# [Task directions]
Copy out all the entries word for word.

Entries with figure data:
□ □ □ □ □ □ □

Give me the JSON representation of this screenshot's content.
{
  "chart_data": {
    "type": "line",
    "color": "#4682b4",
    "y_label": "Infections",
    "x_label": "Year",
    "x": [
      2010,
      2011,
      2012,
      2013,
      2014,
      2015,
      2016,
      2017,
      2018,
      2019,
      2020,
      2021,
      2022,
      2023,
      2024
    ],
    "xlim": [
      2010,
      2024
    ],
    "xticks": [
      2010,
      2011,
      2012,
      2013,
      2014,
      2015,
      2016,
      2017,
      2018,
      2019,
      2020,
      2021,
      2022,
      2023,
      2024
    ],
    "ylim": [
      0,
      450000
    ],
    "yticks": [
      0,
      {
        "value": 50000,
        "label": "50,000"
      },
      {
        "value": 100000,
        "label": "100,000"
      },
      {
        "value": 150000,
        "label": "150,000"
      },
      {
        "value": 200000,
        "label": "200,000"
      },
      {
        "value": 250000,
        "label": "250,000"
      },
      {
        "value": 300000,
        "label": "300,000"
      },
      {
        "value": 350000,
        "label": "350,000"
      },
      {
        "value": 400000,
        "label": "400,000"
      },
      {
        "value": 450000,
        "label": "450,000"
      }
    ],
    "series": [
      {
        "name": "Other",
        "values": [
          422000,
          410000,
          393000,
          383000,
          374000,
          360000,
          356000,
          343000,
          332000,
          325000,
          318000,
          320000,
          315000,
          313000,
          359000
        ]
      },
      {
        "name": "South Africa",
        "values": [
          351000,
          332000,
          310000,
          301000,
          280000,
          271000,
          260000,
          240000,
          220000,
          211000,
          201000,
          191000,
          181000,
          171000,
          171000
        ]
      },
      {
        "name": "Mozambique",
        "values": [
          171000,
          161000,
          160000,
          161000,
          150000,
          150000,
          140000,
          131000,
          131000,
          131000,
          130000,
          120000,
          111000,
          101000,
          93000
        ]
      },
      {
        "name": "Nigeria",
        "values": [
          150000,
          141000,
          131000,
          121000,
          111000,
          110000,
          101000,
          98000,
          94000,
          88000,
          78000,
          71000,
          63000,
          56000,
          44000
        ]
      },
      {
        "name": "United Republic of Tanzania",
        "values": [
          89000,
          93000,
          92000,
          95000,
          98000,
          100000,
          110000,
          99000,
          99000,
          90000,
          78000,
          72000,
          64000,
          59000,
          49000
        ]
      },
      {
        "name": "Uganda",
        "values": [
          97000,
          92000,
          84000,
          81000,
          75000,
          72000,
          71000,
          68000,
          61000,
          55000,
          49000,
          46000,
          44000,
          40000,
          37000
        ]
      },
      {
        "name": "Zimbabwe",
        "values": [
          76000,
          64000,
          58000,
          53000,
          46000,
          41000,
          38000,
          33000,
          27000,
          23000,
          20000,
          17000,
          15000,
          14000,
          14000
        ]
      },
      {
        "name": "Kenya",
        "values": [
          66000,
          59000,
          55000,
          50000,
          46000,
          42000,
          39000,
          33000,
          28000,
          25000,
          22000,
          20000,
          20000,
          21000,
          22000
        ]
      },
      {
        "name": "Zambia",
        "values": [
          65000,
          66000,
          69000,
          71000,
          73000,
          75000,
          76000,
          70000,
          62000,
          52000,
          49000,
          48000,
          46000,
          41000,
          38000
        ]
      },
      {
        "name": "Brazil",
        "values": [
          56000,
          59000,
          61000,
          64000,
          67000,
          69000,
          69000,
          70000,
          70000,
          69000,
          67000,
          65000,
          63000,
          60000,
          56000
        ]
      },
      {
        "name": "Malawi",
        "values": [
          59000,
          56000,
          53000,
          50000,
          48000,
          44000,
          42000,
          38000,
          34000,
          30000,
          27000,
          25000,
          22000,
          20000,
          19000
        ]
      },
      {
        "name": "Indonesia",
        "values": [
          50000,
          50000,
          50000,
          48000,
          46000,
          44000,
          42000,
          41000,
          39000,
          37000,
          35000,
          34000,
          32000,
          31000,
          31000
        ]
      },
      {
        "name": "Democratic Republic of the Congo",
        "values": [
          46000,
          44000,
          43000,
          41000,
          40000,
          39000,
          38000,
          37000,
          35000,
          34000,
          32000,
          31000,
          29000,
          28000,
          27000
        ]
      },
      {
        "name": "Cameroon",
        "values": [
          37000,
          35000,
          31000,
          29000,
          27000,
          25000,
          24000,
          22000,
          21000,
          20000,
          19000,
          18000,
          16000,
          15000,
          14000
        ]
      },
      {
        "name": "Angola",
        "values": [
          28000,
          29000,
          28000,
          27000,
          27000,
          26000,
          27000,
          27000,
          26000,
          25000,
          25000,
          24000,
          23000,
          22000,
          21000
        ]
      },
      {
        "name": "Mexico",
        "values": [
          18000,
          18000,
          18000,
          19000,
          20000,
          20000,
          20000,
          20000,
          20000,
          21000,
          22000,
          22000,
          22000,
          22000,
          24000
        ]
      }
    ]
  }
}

□ □ □ □ □ □ □

# [Task response]
Give me the JSON representation of this screenshot's content.
{
  "chart_data": {
    "type": "line",
    "color": "#4682b4",
    "y_label": "Infections",
    "x_label": "Year",
    "x": [
      2010,
      2011,
      2012,
      2013,
      2014,
      2015,
      2016,
      2017,
      2018,
      2019,
      2020,
      2021,
      2022,
      2023,
      2024
    ],
    "xlim": [
      2010,
      2024
    ],
    "xticks": [
      2010,
      2011,
      2012,
      2013,
      2014,
      2015,
      2016,
      2017,
      2018,
      2019,
      2020,
      2021,
      2022,
      2023,
      2024
    ],
    "ylim": [
      0,
      450000
    ],
    "yticks": [
      0,
      {
        "value": 50000,
        "label": "50,000"
      },
      {
        "value": 100000,
        "label": "100,000"
      },
      {
        "value": 150000,
        "label": "150,000"
      },
      {
        "value": 200000,
        "label": "200,000"
      },
      {
        "value": 250000,
        "label": "250,000"
      },
      {
        "value": 300000,
        "label": "300,000"
      },
      {
        "value": 350000,
        "label": "350,000"
      },
      {
        "value": 400000,
        "label": "400,000"
      },
      {
        "value": 450000,
        "label": "450,000"
      }
    ],
    "series": [
      {
        "name": "Other",
        "values": [
          422000,
          410000,
          393000,
          383000,
          374000,
          360000,
          356000,
          343000,
          332000,
          325000,
          318000,
          320000,
          315000,
          313000,
          359000
        ]
      },
      {
        "name": "South Africa",
        "values": [
          351000,
          332000,
          310000,
          301000,
          280000,
          271000,
          260000,
          240000,
          220000,
          211000,
          201000,
          191000,
          181000,
          171000,
          171000
        ]
      },
      {
        "name": "Mozambique",
        "values": [
          171000,
          161000,
          160000,
          161000,
          150000,
          150000,
          140000,
          131000,
          131000,
          131000,
          130000,
          120000,
          111000,
          101000,
          93000
        ]
      },
      {
        "name": "Nigeria",
        "values": [
          150000,
          141000,
          131000,
          121000,
          111000,
          110000,
          101000,
          98000,
          94000,
          88000,
          78000,
          71000,
          63000,
          56000,
          44000
        ]
      },
      {
        "name": "United Republic of Tanzania",
        "values": [
          89000,
          93000,
          92000,
          95000,
          98000,
          100000,
          110000,
          99000,
          99000,
          90000,
          78000,
          72000,
          64000,
          59000,
          49000
        ]
      },
      {
        "name": "Uganda",
        "values": [
          97000,
          92000,
          84000,
          81000,
          75000,
          72000,
          71000,
          68000,
          61000,
          55000,
          49000,
          46000,
          44000,
          40000,
          37000
        ]
      },
      {
        "name": "Zimbabwe",
        "values": [
          76000,
          64000,
          58000,
          53000,
          46000,
          41000,
          38000,
          33000,
          27000,
          23000,
          20000,
          17000,
          15000,
          14000,
          14000
        ]
      },
      {
        "name": "Kenya",
        "values": [
          66000,
          59000,
          55000,
          50000,
          46000,
          42000,
          39000,
          33000,
          28000,
          25000,
          22000,
          20000,
          20000,
          21000,
          22000
        ]
      },
      {
        "name": "Zambia",
        "values": [
          65000,
          66000,
          69000,
          71000,
          73000,
          75000,
          76000,
          70000,
          62000,
          52000,
          49000,
          48000,
          46000,
          41000,
          38000
        ]
      },
      {
        "name": "Brazil",
        "values": [
          56000,
          59000,
          61000,
          64000,
          67000,
          69000,
          69000,
          70000,
          70000,
          69000,
          67000,
          65000,
          63000,
          60000,
          56000
        ]
      },
      {
        "name": "Malawi",
        "values": [
          59000,
          56000,
          53000,
          50000,
          48000,
          44000,
          42000,
          38000,
          34000,
          30000,
          27000,
          25000,
          22000,
          20000,
          19000
        ]
      },
      {
        "name": "Indonesia",
        "values": [
          50000,
          50000,
          50000,
          48000,
          46000,
          44000,
          42000,
          41000,
          39000,
          37000,
          35000,
          34000,
          32000,
          31000,
          31000
        ]
      },
      {
        "name": "Democratic Republic of the Congo",
        "values": [
          46000,
          44000,
          43000,
          41000,
          40000,
          39000,
          38000,
          37000,
          35000,
          34000,
          32000,
          31000,
          29000,
          28000,
          27000
        ]
      },
      {
        "name": "Cameroon",
        "values": [
          37000,
          35000,
          31000,
          29000,
          27000,
          25000,
          24000,
          22000,
          21000,
          20000,
          19000,
          18000,
          16000,
          15000,
          14000
        ]
      },
      {
        "name": "Angola",
        "values": [
          28000,
          29000,
          28000,
          27000,
          27000,
          26000,
          27000,
          27000,
          26000,
          25000,
          25000,
          24000,
          23000,
          22000,
          21000
        ]
      },
      {
        "name": "Mexico",
        "values": [
          18000,
          18000,
          18000,
          19000,
          20000,
          20000,
          20000,
          20000,
          20000,
          21000,
          22000,
          22000,
          22000,
          22000,
          24000
        ]
      }
    ]
  }
}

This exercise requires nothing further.